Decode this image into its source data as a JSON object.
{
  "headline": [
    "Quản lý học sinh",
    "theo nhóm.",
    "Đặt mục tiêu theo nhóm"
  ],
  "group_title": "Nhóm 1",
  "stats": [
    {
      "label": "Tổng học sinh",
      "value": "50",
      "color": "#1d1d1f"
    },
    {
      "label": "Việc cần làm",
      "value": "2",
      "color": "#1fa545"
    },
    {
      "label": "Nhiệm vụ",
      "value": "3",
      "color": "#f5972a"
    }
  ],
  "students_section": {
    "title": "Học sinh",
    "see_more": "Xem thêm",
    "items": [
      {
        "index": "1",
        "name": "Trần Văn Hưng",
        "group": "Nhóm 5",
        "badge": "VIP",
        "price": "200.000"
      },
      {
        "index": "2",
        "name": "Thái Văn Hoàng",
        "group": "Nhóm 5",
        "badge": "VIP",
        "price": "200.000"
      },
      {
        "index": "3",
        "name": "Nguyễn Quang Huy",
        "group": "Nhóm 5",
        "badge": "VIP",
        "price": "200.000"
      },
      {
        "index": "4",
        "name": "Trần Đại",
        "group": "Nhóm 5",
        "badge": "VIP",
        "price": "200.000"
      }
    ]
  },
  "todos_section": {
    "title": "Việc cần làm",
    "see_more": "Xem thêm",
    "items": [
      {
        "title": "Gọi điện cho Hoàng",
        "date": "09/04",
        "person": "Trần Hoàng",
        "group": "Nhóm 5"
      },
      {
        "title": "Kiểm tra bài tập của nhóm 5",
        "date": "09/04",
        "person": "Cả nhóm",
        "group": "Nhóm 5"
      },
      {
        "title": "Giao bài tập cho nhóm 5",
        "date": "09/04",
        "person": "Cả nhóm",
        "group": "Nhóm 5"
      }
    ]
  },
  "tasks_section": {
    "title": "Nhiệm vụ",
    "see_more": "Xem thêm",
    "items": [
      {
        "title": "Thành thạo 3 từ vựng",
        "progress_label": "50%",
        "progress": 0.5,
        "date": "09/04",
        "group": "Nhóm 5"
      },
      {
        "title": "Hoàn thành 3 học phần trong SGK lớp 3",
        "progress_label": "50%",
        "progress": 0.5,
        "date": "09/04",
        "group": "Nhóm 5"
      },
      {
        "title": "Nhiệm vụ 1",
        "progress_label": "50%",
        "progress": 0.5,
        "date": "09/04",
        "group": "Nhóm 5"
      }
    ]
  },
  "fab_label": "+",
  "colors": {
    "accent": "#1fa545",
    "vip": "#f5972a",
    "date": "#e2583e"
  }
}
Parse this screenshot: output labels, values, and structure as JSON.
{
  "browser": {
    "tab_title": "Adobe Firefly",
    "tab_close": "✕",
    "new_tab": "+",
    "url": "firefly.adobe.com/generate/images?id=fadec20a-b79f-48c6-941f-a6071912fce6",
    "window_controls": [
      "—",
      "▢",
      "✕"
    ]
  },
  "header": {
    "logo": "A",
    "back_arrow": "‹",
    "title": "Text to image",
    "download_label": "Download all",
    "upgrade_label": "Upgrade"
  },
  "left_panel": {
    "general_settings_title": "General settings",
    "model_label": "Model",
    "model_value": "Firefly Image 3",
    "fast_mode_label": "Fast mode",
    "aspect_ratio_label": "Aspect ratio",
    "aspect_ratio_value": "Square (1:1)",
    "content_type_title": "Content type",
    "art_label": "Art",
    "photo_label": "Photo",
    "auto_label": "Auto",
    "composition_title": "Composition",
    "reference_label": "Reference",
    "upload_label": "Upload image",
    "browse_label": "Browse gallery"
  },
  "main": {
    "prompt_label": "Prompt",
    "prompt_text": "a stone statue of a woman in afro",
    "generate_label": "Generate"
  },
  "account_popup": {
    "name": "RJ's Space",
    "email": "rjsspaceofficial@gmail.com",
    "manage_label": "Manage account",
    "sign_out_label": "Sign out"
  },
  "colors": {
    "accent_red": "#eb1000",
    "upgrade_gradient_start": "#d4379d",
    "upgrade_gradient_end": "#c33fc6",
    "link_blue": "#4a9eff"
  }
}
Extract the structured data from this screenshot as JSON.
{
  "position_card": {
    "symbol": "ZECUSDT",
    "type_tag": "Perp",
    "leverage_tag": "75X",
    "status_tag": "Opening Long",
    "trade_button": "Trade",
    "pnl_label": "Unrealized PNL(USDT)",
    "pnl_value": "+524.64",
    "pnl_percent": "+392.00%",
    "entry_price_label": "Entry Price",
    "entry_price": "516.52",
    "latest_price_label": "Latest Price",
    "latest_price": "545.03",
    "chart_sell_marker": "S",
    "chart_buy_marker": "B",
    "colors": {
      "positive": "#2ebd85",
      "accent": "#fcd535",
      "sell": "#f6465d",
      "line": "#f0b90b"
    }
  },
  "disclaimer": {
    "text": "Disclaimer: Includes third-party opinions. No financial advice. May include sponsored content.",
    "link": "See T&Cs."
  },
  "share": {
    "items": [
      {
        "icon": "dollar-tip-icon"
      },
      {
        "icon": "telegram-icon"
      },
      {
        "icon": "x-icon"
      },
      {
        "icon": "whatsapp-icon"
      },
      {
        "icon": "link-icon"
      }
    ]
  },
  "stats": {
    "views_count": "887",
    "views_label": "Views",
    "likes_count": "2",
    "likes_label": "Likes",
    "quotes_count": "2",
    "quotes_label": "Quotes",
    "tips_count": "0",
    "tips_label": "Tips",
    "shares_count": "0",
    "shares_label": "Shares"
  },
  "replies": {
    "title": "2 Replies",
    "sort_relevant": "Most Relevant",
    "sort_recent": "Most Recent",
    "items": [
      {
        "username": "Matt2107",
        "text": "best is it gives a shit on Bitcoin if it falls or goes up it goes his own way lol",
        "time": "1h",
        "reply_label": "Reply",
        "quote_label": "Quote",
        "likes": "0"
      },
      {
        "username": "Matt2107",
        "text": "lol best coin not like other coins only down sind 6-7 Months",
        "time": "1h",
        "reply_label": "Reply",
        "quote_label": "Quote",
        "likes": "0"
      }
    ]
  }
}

INSTRUCTIONS FOR THE TASK: Output all of the material exactly as written.

EXERCISE ANSWER:
Decode this image into its source data as a JSON object.
{
  "headline": [
    "Quản lý học sinh",
    "theo nhóm.",
    "Đặt mục tiêu theo nhóm"
  ],
  "group_title": "Nhóm 1",
  "stats": [
    {
      "label": "Tổng học sinh",
      "value": "50",
      "color": "#1d1d1f"
    },
    {
      "label": "Việc cần làm",
      "value": "2",
      "color": "#1fa545"
    },
    {
      "label": "Nhiệm vụ",
      "value": "3",
      "color": "#f5972a"
    }
  ],
  "students_section": {
    "title": "Học sinh",
    "see_more": "Xem thêm",
    "items": [
      {
        "index": "1",
        "name": "Trần Văn Hưng",
        "group": "Nhóm 5",
        "badge": "VIP",
        "price": "200.000"
      },
      {
        "index": "2",
        "name": "Thái Văn Hoàng",
        "group": "Nhóm 5",
        "badge": "VIP",
        "price": "200.000"
      },
      {
        "index": "3",
        "name": "Nguyễn Quang Huy",
        "group": "Nhóm 5",
        "badge": "VIP",
        "price": "200.000"
      },
      {
        "index": "4",
        "name": "Trần Đại",
        "group": "Nhóm 5",
        "badge": "VIP",
        "price": "200.000"
      }
    ]
  },
  "todos_section": {
    "title": "Việc cần làm",
    "see_more": "Xem thêm",
    "items": [
      {
        "title": "Gọi điện cho Hoàng",
        "date": "09/04",
        "person": "Trần Hoàng",
        "group": "Nhóm 5"
      },
      {
        "title": "Kiểm tra bài tập của nhóm 5",
        "date": "09/04",
        "person": "Cả nhóm",
        "group": "Nhóm 5"
      },
      {
        "title": "Giao bài tập cho nhóm 5",
        "date": "09/04",
        "person": "Cả nhóm",
        "group": "Nhóm 5"
      }
    ]
  },
  "tasks_section": {
    "title": "Nhiệm vụ",
    "see_more": "Xem thêm",
    "items": [
      {
        "title": "Thành thạo 3 từ vựng",
        "progress_label": "50%",
        "progress": 0.5,
        "date": "09/04",
        "group": "Nhóm 5"
      },
      {
        "title": "Hoàn thành 3 học phần trong SGK lớp 3",
        "progress_label": "50%",
        "progress": 0.5,
        "date": "09/04",
        "group": "Nhóm 5"
      },
      {
        "title": "Nhiệm vụ 1",
        "progress_label": "50%",
        "progress": 0.5,
        "date": "09/04",
        "group": "Nhóm 5"
      }
    ]
  },
  "fab_label": "+",
  "colors": {
    "accent": "#1fa545",
    "vip": "#f5972a",
    "date": "#e2583e"
  }
}
Parse this screenshot: output labels, values, and structure as JSON.
{
  "browser": {
    "tab_title": "Adobe Firefly",
    "tab_close": "✕",
    "new_tab": "+",
    "url": "firefly.adobe.com/generate/images?id=fadec20a-b79f-48c6-941f-a6071912fce6",
    "window_controls": [
      "—",
      "▢",
      "✕"
    ]
  },
  "header": {
    "logo": "A",
    "back_arrow": "‹",
    "title": "Text to image",
    "download_label": "Download all",
    "upgrade_label": "Upgrade"
  },
  "left_panel": {
    "general_settings_title": "General settings",
    "model_label": "Model",
    "model_value": "Firefly Image 3",
    "fast_mode_label": "Fast mode",
    "aspect_ratio_label": "Aspect ratio",
    "aspect_ratio_value": "Square (1:1)",
    "content_type_title": "Content type",
    "art_label": "Art",
    "photo_label": "Photo",
    "auto_label": "Auto",
    "composition_title": "Composition",
    "reference_label": "Reference",
    "upload_label": "Upload image",
    "browse_label": "Browse gallery"
  },
  "main": {
    "prompt_label": "Prompt",
    "prompt_text": "a stone statue of a woman in afro",
    "generate_label": "Generate"
  },
  "account_popup": {
    "name": "RJ's Space",
    "email": "rjsspaceofficial@gmail.com",
    "manage_label": "Manage account",
    "sign_out_label": "Sign out"
  },
  "colors": {
    "accent_red": "#eb1000",
    "upgrade_gradient_start": "#d4379d",
    "upgrade_gradient_end": "#c33fc6",
    "link_blue": "#4a9eff"
  }
}
Extract the structured data from this screenshot as JSON.
{
  "position_card": {
    "symbol": "ZECUSDT",
    "type_tag": "Perp",
    "leverage_tag": "75X",
    "status_tag": "Opening Long",
    "trade_button": "Trade",
    "pnl_label": "Unrealized PNL(USDT)",
    "pnl_value": "+524.64",
    "pnl_percent": "+392.00%",
    "entry_price_label": "Entry Price",
    "entry_price": "516.52",
    "latest_price_label": "Latest Price",
    "latest_price": "545.03",
    "chart_sell_marker": "S",
    "chart_buy_marker": "B",
    "colors": {
      "positive": "#2ebd85",
      "accent": "#fcd535",
      "sell": "#f6465d",
      "line": "#f0b90b"
    }
  },
  "disclaimer": {
    "text": "Disclaimer: Includes third-party opinions. No financial advice. May include sponsored content.",
    "link": "See T&Cs."
  },
  "share": {
    "items": [
      {
        "icon": "dollar-tip-icon"
      },
      {
        "icon": "telegram-icon"
      },
      {
        "icon": "x-icon"
      },
      {
        "icon": "whatsapp-icon"
      },
      {
        "icon": "link-icon"
      }
    ]
  },
  "stats": {
    "views_count": "887",
    "views_label": "Views",
    "likes_count": "2",
    "likes_label": "Likes",
    "quotes_count": "2",
    "quotes_label": "Quotes",
    "tips_count": "0",
    "tips_label": "Tips",
    "shares_count": "0",
    "shares_label": "Shares"
  },
  "replies": {
    "title": "2 Replies",
    "sort_relevant": "Most Relevant",
    "sort_recent": "Most Recent",
    "items": [
      {
        "username": "Matt2107",
        "text": "best is it gives a shit on Bitcoin if it falls or goes up it goes his own way lol",
        "time": "1h",
        "reply_label": "Reply",
        "quote_label": "Quote",
        "likes": "0"
      },
      {
        "username": "Matt2107",
        "text": "lol best coin not like other coins only down sind 6-7 Months",
        "time": "1h",
        "reply_label": "Reply",
        "quote_label": "Quote",
        "likes": "0"
      }
    ]
  }
}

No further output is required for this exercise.